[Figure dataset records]
* * *
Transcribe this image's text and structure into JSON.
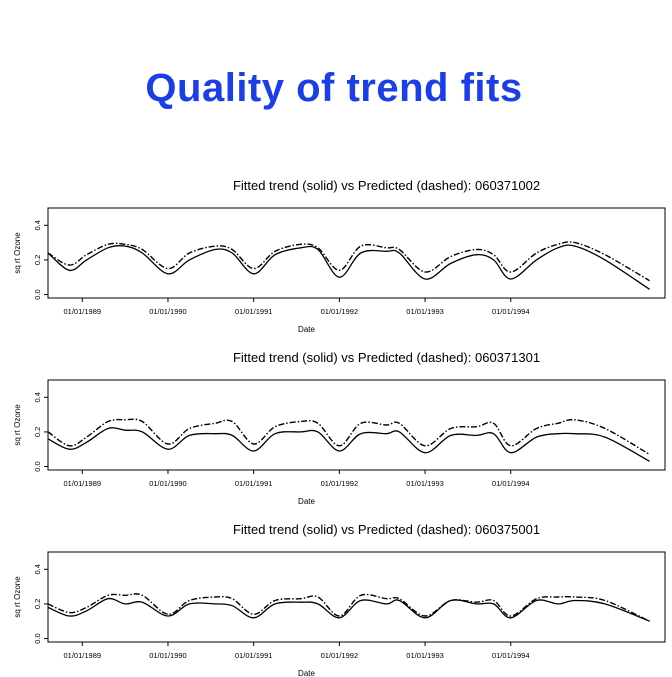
{
  "slide": {
    "title": "Quality of trend fits"
  },
  "chart_data": [
    {
      "type": "line",
      "title": "Fitted trend (solid) vs Predicted (dashed): 060371002",
      "xlabel": "Date",
      "ylabel": "sq rt Ozone",
      "x_tick_labels": [
        "01/01/1989",
        "01/01/1990",
        "01/01/1991",
        "01/01/1992",
        "01/01/1993",
        "01/01/1994"
      ],
      "y_ticks": [
        "0.0",
        "0.2",
        "0.4"
      ],
      "xlim": [
        1988.6,
        1995.8
      ],
      "ylim": [
        -0.02,
        0.5
      ],
      "grid": false,
      "x": [
        1988.6,
        1988.85,
        1989.05,
        1989.3,
        1989.5,
        1989.7,
        1990.0,
        1990.25,
        1990.55,
        1990.75,
        1991.0,
        1991.25,
        1991.55,
        1991.75,
        1992.0,
        1992.25,
        1992.55,
        1992.7,
        1993.0,
        1993.3,
        1993.6,
        1993.8,
        1994.0,
        1994.3,
        1994.55,
        1994.75,
        1995.1,
        1995.62
      ],
      "series": [
        {
          "name": "Fitted trend",
          "style": "solid",
          "values": [
            0.24,
            0.14,
            0.2,
            0.27,
            0.28,
            0.24,
            0.12,
            0.2,
            0.26,
            0.24,
            0.12,
            0.23,
            0.27,
            0.26,
            0.1,
            0.24,
            0.25,
            0.24,
            0.09,
            0.18,
            0.23,
            0.2,
            0.09,
            0.2,
            0.27,
            0.28,
            0.2,
            0.03
          ]
        },
        {
          "name": "Predicted",
          "style": "dashed",
          "values": [
            0.24,
            0.17,
            0.23,
            0.29,
            0.29,
            0.26,
            0.15,
            0.24,
            0.28,
            0.26,
            0.15,
            0.25,
            0.29,
            0.27,
            0.14,
            0.28,
            0.27,
            0.26,
            0.13,
            0.22,
            0.26,
            0.23,
            0.13,
            0.24,
            0.29,
            0.3,
            0.23,
            0.08
          ]
        }
      ]
    },
    {
      "type": "line",
      "title": "Fitted trend (solid) vs Predicted (dashed): 060371301",
      "xlabel": "Date",
      "ylabel": "sq rt Ozone",
      "x_tick_labels": [
        "01/01/1989",
        "01/01/1990",
        "01/01/1991",
        "01/01/1992",
        "01/01/1993",
        "01/01/1994"
      ],
      "y_ticks": [
        "0.0",
        "0.2",
        "0.4"
      ],
      "xlim": [
        1988.6,
        1995.8
      ],
      "ylim": [
        -0.02,
        0.5
      ],
      "grid": false,
      "x": [
        1988.6,
        1988.85,
        1989.05,
        1989.3,
        1989.5,
        1989.7,
        1990.0,
        1990.25,
        1990.55,
        1990.75,
        1991.0,
        1991.25,
        1991.55,
        1991.75,
        1992.0,
        1992.25,
        1992.55,
        1992.7,
        1993.0,
        1993.3,
        1993.6,
        1993.8,
        1994.0,
        1994.3,
        1994.55,
        1994.75,
        1995.1,
        1995.62
      ],
      "series": [
        {
          "name": "Fitted trend",
          "style": "solid",
          "values": [
            0.16,
            0.1,
            0.14,
            0.22,
            0.21,
            0.2,
            0.1,
            0.18,
            0.19,
            0.18,
            0.09,
            0.19,
            0.2,
            0.2,
            0.09,
            0.19,
            0.19,
            0.2,
            0.08,
            0.18,
            0.18,
            0.19,
            0.08,
            0.17,
            0.19,
            0.19,
            0.17,
            0.03
          ]
        },
        {
          "name": "Predicted",
          "style": "dashed",
          "values": [
            0.2,
            0.12,
            0.17,
            0.26,
            0.27,
            0.26,
            0.13,
            0.22,
            0.25,
            0.26,
            0.13,
            0.23,
            0.26,
            0.25,
            0.12,
            0.25,
            0.24,
            0.25,
            0.12,
            0.22,
            0.23,
            0.25,
            0.12,
            0.22,
            0.25,
            0.27,
            0.22,
            0.07
          ]
        }
      ]
    },
    {
      "type": "line",
      "title": "Fitted trend (solid) vs Predicted (dashed): 060375001",
      "xlabel": "Date",
      "ylabel": "sq rt Ozone",
      "x_tick_labels": [
        "01/01/1989",
        "01/01/1990",
        "01/01/1991",
        "01/01/1992",
        "01/01/1993",
        "01/01/1994"
      ],
      "y_ticks": [
        "0.0",
        "0.2",
        "0.4"
      ],
      "xlim": [
        1988.6,
        1995.8
      ],
      "ylim": [
        -0.02,
        0.5
      ],
      "grid": false,
      "x": [
        1988.6,
        1988.85,
        1989.05,
        1989.3,
        1989.5,
        1989.7,
        1990.0,
        1990.25,
        1990.55,
        1990.75,
        1991.0,
        1991.25,
        1991.55,
        1991.75,
        1992.0,
        1992.25,
        1992.55,
        1992.7,
        1993.0,
        1993.3,
        1993.6,
        1993.8,
        1994.0,
        1994.3,
        1994.55,
        1994.75,
        1995.1,
        1995.62
      ],
      "series": [
        {
          "name": "Fitted trend",
          "style": "solid",
          "values": [
            0.18,
            0.13,
            0.16,
            0.23,
            0.2,
            0.21,
            0.13,
            0.2,
            0.2,
            0.19,
            0.12,
            0.2,
            0.21,
            0.2,
            0.12,
            0.22,
            0.2,
            0.22,
            0.12,
            0.22,
            0.2,
            0.2,
            0.12,
            0.22,
            0.2,
            0.22,
            0.2,
            0.1
          ]
        },
        {
          "name": "Predicted",
          "style": "dashed",
          "values": [
            0.2,
            0.15,
            0.18,
            0.25,
            0.25,
            0.25,
            0.14,
            0.22,
            0.24,
            0.23,
            0.14,
            0.22,
            0.23,
            0.24,
            0.13,
            0.25,
            0.23,
            0.23,
            0.13,
            0.22,
            0.21,
            0.22,
            0.13,
            0.23,
            0.24,
            0.24,
            0.22,
            0.1
          ]
        }
      ]
    }
  ]
}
* * *
**WHAT IS NEEDED**
Restate each entry word for word, leaving out any pictures.

**RESULT OF THE EXERCISE**
Transcribe this image's text and structure into JSON.
{
  "slide": {
    "title": "Quality of trend fits"
  },
  "chart_data": [
    {
      "type": "line",
      "title": "Fitted trend (solid) vs Predicted (dashed): 060371002",
      "xlabel": "Date",
      "ylabel": "sq rt Ozone",
      "x_tick_labels": [
        "01/01/1989",
        "01/01/1990",
        "01/01/1991",
        "01/01/1992",
        "01/01/1993",
        "01/01/1994"
      ],
      "y_ticks": [
        "0.0",
        "0.2",
        "0.4"
      ],
      "xlim": [
        1988.6,
        1995.8
      ],
      "ylim": [
        -0.02,
        0.5
      ],
      "grid": false,
      "x": [
        1988.6,
        1988.85,
        1989.05,
        1989.3,
        1989.5,
        1989.7,
        1990.0,
        1990.25,
        1990.55,
        1990.75,
        1991.0,
        1991.25,
        1991.55,
        1991.75,
        1992.0,
        1992.25,
        1992.55,
        1992.7,
        1993.0,
        1993.3,
        1993.6,
        1993.8,
        1994.0,
        1994.3,
        1994.55,
        1994.75,
        1995.1,
        1995.62
      ],
      "series": [
        {
          "name": "Fitted trend",
          "style": "solid",
          "values": [
            0.24,
            0.14,
            0.2,
            0.27,
            0.28,
            0.24,
            0.12,
            0.2,
            0.26,
            0.24,
            0.12,
            0.23,
            0.27,
            0.26,
            0.1,
            0.24,
            0.25,
            0.24,
            0.09,
            0.18,
            0.23,
            0.2,
            0.09,
            0.2,
            0.27,
            0.28,
            0.2,
            0.03
          ]
        },
        {
          "name": "Predicted",
          "style": "dashed",
          "values": [
            0.24,
            0.17,
            0.23,
            0.29,
            0.29,
            0.26,
            0.15,
            0.24,
            0.28,
            0.26,
            0.15,
            0.25,
            0.29,
            0.27,
            0.14,
            0.28,
            0.27,
            0.26,
            0.13,
            0.22,
            0.26,
            0.23,
            0.13,
            0.24,
            0.29,
            0.3,
            0.23,
            0.08
          ]
        }
      ]
    },
    {
      "type": "line",
      "title": "Fitted trend (solid) vs Predicted (dashed): 060371301",
      "xlabel": "Date",
      "ylabel": "sq rt Ozone",
      "x_tick_labels": [
        "01/01/1989",
        "01/01/1990",
        "01/01/1991",
        "01/01/1992",
        "01/01/1993",
        "01/01/1994"
      ],
      "y_ticks": [
        "0.0",
        "0.2",
        "0.4"
      ],
      "xlim": [
        1988.6,
        1995.8
      ],
      "ylim": [
        -0.02,
        0.5
      ],
      "grid": false,
      "x": [
        1988.6,
        1988.85,
        1989.05,
        1989.3,
        1989.5,
        1989.7,
        1990.0,
        1990.25,
        1990.55,
        1990.75,
        1991.0,
        1991.25,
        1991.55,
        1991.75,
        1992.0,
        1992.25,
        1992.55,
        1992.7,
        1993.0,
        1993.3,
        1993.6,
        1993.8,
        1994.0,
        1994.3,
        1994.55,
        1994.75,
        1995.1,
        1995.62
      ],
      "series": [
        {
          "name": "Fitted trend",
          "style": "solid",
          "values": [
            0.16,
            0.1,
            0.14,
            0.22,
            0.21,
            0.2,
            0.1,
            0.18,
            0.19,
            0.18,
            0.09,
            0.19,
            0.2,
            0.2,
            0.09,
            0.19,
            0.19,
            0.2,
            0.08,
            0.18,
            0.18,
            0.19,
            0.08,
            0.17,
            0.19,
            0.19,
            0.17,
            0.03
          ]
        },
        {
          "name": "Predicted",
          "style": "dashed",
          "values": [
            0.2,
            0.12,
            0.17,
            0.26,
            0.27,
            0.26,
            0.13,
            0.22,
            0.25,
            0.26,
            0.13,
            0.23,
            0.26,
            0.25,
            0.12,
            0.25,
            0.24,
            0.25,
            0.12,
            0.22,
            0.23,
            0.25,
            0.12,
            0.22,
            0.25,
            0.27,
            0.22,
            0.07
          ]
        }
      ]
    },
    {
      "type": "line",
      "title": "Fitted trend (solid) vs Predicted (dashed): 060375001",
      "xlabel": "Date",
      "ylabel": "sq rt Ozone",
      "x_tick_labels": [
        "01/01/1989",
        "01/01/1990",
        "01/01/1991",
        "01/01/1992",
        "01/01/1993",
        "01/01/1994"
      ],
      "y_ticks": [
        "0.0",
        "0.2",
        "0.4"
      ],
      "xlim": [
        1988.6,
        1995.8
      ],
      "ylim": [
        -0.02,
        0.5
      ],
      "grid": false,
      "x": [
        1988.6,
        1988.85,
        1989.05,
        1989.3,
        1989.5,
        1989.7,
        1990.0,
        1990.25,
        1990.55,
        1990.75,
        1991.0,
        1991.25,
        1991.55,
        1991.75,
        1992.0,
        1992.25,
        1992.55,
        1992.7,
        1993.0,
        1993.3,
        1993.6,
        1993.8,
        1994.0,
        1994.3,
        1994.55,
        1994.75,
        1995.1,
        1995.62
      ],
      "series": [
        {
          "name": "Fitted trend",
          "style": "solid",
          "values": [
            0.18,
            0.13,
            0.16,
            0.23,
            0.2,
            0.21,
            0.13,
            0.2,
            0.2,
            0.19,
            0.12,
            0.2,
            0.21,
            0.2,
            0.12,
            0.22,
            0.2,
            0.22,
            0.12,
            0.22,
            0.2,
            0.2,
            0.12,
            0.22,
            0.2,
            0.22,
            0.2,
            0.1
          ]
        },
        {
          "name": "Predicted",
          "style": "dashed",
          "values": [
            0.2,
            0.15,
            0.18,
            0.25,
            0.25,
            0.25,
            0.14,
            0.22,
            0.24,
            0.23,
            0.14,
            0.22,
            0.23,
            0.24,
            0.13,
            0.25,
            0.23,
            0.23,
            0.13,
            0.22,
            0.21,
            0.22,
            0.13,
            0.23,
            0.24,
            0.24,
            0.22,
            0.1
          ]
        }
      ]
    }
  ]
}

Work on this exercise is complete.